[Supplied material — start]

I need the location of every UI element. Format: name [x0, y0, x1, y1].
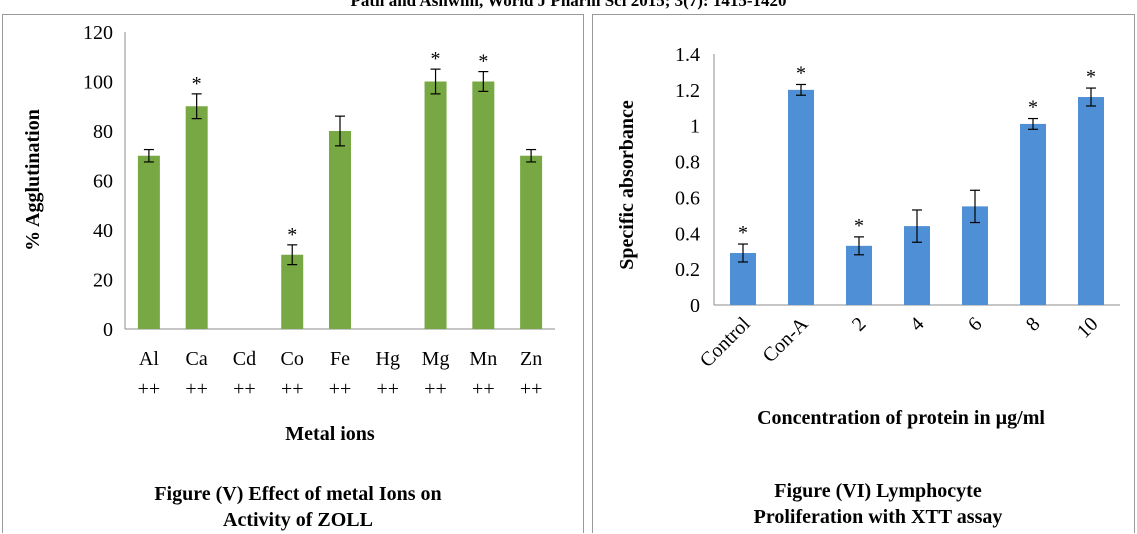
significance-star: *	[796, 62, 806, 84]
x-tick-label: Control	[696, 313, 755, 372]
bar-8	[1020, 123, 1046, 306]
bar-zn	[520, 155, 543, 329]
significance-star: *	[1086, 66, 1096, 88]
x-tick-label-mg: Mg	[422, 348, 450, 370]
page-header: Patil and Ashwini, World J Pharm Sci 201…	[350, 0, 787, 10]
x-axis-title: Concentration of protein in µg/ml	[757, 407, 1045, 429]
y-axis-title: Specific absorbance	[616, 100, 638, 270]
y-tick-label: 120	[83, 22, 113, 44]
y-tick-label: 20	[93, 270, 113, 292]
y-tick-label: 0.8	[675, 152, 700, 174]
lymphocyte-bar-chart: 0 0.2 0.4 0.6 0.8 1 1.2 1.4 * Control * Con-A * 2 4 6 * 8…	[616, 44, 1120, 429]
figure-v-caption-line-2: Activity of ZOLL	[223, 509, 373, 531]
chart-panel-metal-ions: 0 20 40 60 80 100 120 Al ++ * Ca ++ Cd ++ * Co ++ Fe ++ Hg +…	[2, 14, 584, 533]
y-axis-title: % Agglutination	[22, 109, 44, 251]
y-tick-label: 0.4	[675, 223, 700, 245]
y-tick-label: 0.2	[675, 259, 700, 281]
x-tick-label: Con-A	[758, 313, 812, 367]
y-tick-label: 1.4	[675, 44, 700, 66]
figure-v-caption-line-1: Figure (V) Effect of metal Ions on	[154, 483, 442, 505]
figure-v-caption: Figure (V) Effect of metal Ions on Activ…	[63, 481, 533, 533]
y-tick-label: 60	[93, 171, 113, 193]
x-tick-sublabel: ++	[472, 378, 495, 400]
significance-star: *	[192, 73, 202, 95]
bar-fe	[329, 131, 351, 329]
x-tick-label: 10	[1073, 313, 1103, 343]
bar-2	[846, 245, 872, 305]
y-tick-label: 1.2	[675, 80, 700, 102]
x-tick-label-al: Al	[139, 348, 159, 370]
x-tick-label-co: Co	[281, 348, 304, 370]
y-tick-label: 1	[690, 116, 700, 138]
x-tick-label: 4	[906, 313, 929, 336]
x-tick-label-hg: Hg	[376, 348, 400, 370]
x-tick-sublabel: ++	[281, 378, 304, 400]
bar-co	[281, 254, 304, 329]
y-tick-label: 40	[93, 220, 113, 242]
x-tick-sublabel: ++	[520, 378, 543, 400]
x-tick-sublabel: ++	[329, 378, 352, 400]
x-tick-label-cd: Cd	[233, 348, 256, 370]
bar-con-a	[788, 89, 814, 305]
x-tick-sublabel: ++	[376, 378, 399, 400]
y-tick-label: 0.6	[675, 187, 700, 209]
y-tick-label: 100	[83, 72, 113, 94]
bar-ca	[185, 106, 208, 329]
x-tick-label-mn: Mn	[469, 348, 497, 370]
significance-star: *	[287, 224, 297, 246]
figure-vi-caption-line-1: Figure (VI) Lymphocyte	[774, 480, 982, 502]
chart-panel-lymphocyte: 0 0.2 0.4 0.6 0.8 1 1.2 1.4 * Control * Con-A * 2 4 6 * 8…	[592, 14, 1135, 533]
x-tick-sublabel: ++	[233, 378, 256, 400]
figure-vi-caption: Figure (VI) Lymphocyte Proliferation wit…	[653, 478, 1103, 530]
x-tick-label-zn: Zn	[520, 348, 542, 370]
metal-ions-bar-chart: 0 20 40 60 80 100 120 Al ++ * Ca ++ Cd ++ * Co ++ Fe ++ Hg +…	[22, 22, 555, 445]
significance-star: *	[478, 51, 488, 73]
x-tick-sublabel: ++	[424, 378, 447, 400]
x-tick-sublabel: ++	[138, 378, 161, 400]
y-tick-label: 80	[93, 121, 113, 143]
x-axis-title: Metal ions	[285, 423, 375, 445]
y-tick-label: 0	[690, 295, 700, 317]
x-tick-label: 2	[848, 313, 871, 336]
significance-star: *	[431, 48, 441, 70]
x-tick-label: 8	[1022, 313, 1045, 336]
significance-star: *	[1028, 97, 1038, 119]
bar-mg	[424, 81, 447, 329]
bar-al	[137, 155, 160, 329]
bar-mn	[472, 81, 495, 329]
x-tick-label-fe: Fe	[330, 348, 350, 370]
x-tick-label-ca: Ca	[186, 348, 208, 370]
y-tick-label: 0	[103, 319, 113, 341]
x-tick-sublabel: ++	[185, 378, 208, 400]
significance-star: *	[854, 215, 864, 237]
significance-star: *	[738, 222, 748, 244]
x-tick-label: 6	[964, 313, 987, 336]
bar-10	[1078, 97, 1104, 306]
figure-vi-caption-line-2: Proliferation with XTT assay	[753, 506, 1003, 528]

[Supplied material — finish]

What to produce =>
Output the material above exactly as written and drop any images it holds.

Answer section =>
I need the location of every UI element. Format: name [x0, y0, x1, y1].
significance-star: *	[796, 62, 806, 84]
x-tick-label: Control	[696, 313, 755, 372]
bar-8	[1020, 123, 1046, 306]
bar-zn	[520, 155, 543, 329]
significance-star: *	[1086, 66, 1096, 88]
x-tick-label-mg: Mg	[422, 348, 450, 370]
page-header: Patil and Ashwini, World J Pharm Sci 201…	[350, 0, 787, 10]
x-axis-title: Concentration of protein in µg/ml	[757, 407, 1045, 429]
y-axis-title: Specific absorbance	[616, 100, 638, 270]
y-tick-label: 120	[83, 22, 113, 44]
y-tick-label: 20	[93, 270, 113, 292]
y-tick-label: 0.8	[675, 152, 700, 174]
lymphocyte-bar-chart: 0 0.2 0.4 0.6 0.8 1 1.2 1.4 * Control * Con-A * 2 4 6 * 8…	[616, 44, 1120, 429]
figure-v-caption-line-2: Activity of ZOLL	[223, 509, 373, 531]
chart-panel-metal-ions: 0 20 40 60 80 100 120 Al ++ * Ca ++ Cd ++ * Co ++ Fe ++ Hg +…	[2, 14, 584, 533]
y-axis-title: % Agglutination	[22, 109, 44, 251]
y-tick-label: 0.4	[675, 223, 700, 245]
y-tick-label: 0.2	[675, 259, 700, 281]
x-tick-label: Con-A	[758, 313, 812, 367]
y-tick-label: 1.4	[675, 44, 700, 66]
figure-v-caption-line-1: Figure (V) Effect of metal Ions on	[154, 483, 442, 505]
figure-v-caption: Figure (V) Effect of metal Ions on Activ…	[63, 481, 533, 533]
y-tick-label: 60	[93, 171, 113, 193]
x-tick-sublabel: ++	[472, 378, 495, 400]
significance-star: *	[192, 73, 202, 95]
bar-fe	[329, 131, 351, 329]
x-tick-label: 10	[1073, 313, 1103, 343]
bar-2	[846, 245, 872, 305]
y-tick-label: 1.2	[675, 80, 700, 102]
x-tick-label-al: Al	[139, 348, 159, 370]
x-tick-label-co: Co	[281, 348, 304, 370]
y-tick-label: 1	[690, 116, 700, 138]
x-tick-label: 4	[906, 313, 929, 336]
x-tick-label-hg: Hg	[376, 348, 400, 370]
x-tick-sublabel: ++	[281, 378, 304, 400]
bar-co	[281, 254, 304, 329]
y-tick-label: 40	[93, 220, 113, 242]
x-tick-sublabel: ++	[520, 378, 543, 400]
x-tick-sublabel: ++	[329, 378, 352, 400]
x-tick-label-cd: Cd	[233, 348, 256, 370]
bar-con-a	[788, 89, 814, 305]
x-tick-sublabel: ++	[376, 378, 399, 400]
y-tick-label: 0.6	[675, 187, 700, 209]
y-tick-label: 100	[83, 72, 113, 94]
bar-ca	[185, 106, 208, 329]
x-tick-label-mn: Mn	[469, 348, 497, 370]
significance-star: *	[287, 224, 297, 246]
figure-vi-caption-line-1: Figure (VI) Lymphocyte	[774, 480, 982, 502]
chart-panel-lymphocyte: 0 0.2 0.4 0.6 0.8 1 1.2 1.4 * Control * Con-A * 2 4 6 * 8…	[592, 14, 1135, 533]
x-tick-sublabel: ++	[233, 378, 256, 400]
figure-vi-caption: Figure (VI) Lymphocyte Proliferation wit…	[653, 478, 1103, 530]
x-tick-label-zn: Zn	[520, 348, 542, 370]
metal-ions-bar-chart: 0 20 40 60 80 100 120 Al ++ * Ca ++ Cd ++ * Co ++ Fe ++ Hg +…	[22, 22, 555, 445]
significance-star: *	[478, 51, 488, 73]
x-tick-sublabel: ++	[424, 378, 447, 400]
x-tick-sublabel: ++	[138, 378, 161, 400]
y-tick-label: 80	[93, 121, 113, 143]
x-axis-title: Metal ions	[285, 423, 375, 445]
y-tick-label: 0	[690, 295, 700, 317]
x-tick-label: 2	[848, 313, 871, 336]
significance-star: *	[431, 48, 441, 70]
x-tick-label: 8	[1022, 313, 1045, 336]
significance-star: *	[1028, 97, 1038, 119]
bar-mg	[424, 81, 447, 329]
bar-al	[137, 155, 160, 329]
bar-mn	[472, 81, 495, 329]
x-tick-label-fe: Fe	[330, 348, 350, 370]
x-tick-label-ca: Ca	[186, 348, 208, 370]
y-tick-label: 0	[103, 319, 113, 341]
x-tick-sublabel: ++	[185, 378, 208, 400]
significance-star: *	[854, 215, 864, 237]
significance-star: *	[738, 222, 748, 244]
x-tick-label: 6	[964, 313, 987, 336]
bar-10	[1078, 97, 1104, 306]
figure-vi-caption-line-2: Proliferation with XTT assay	[753, 506, 1003, 528]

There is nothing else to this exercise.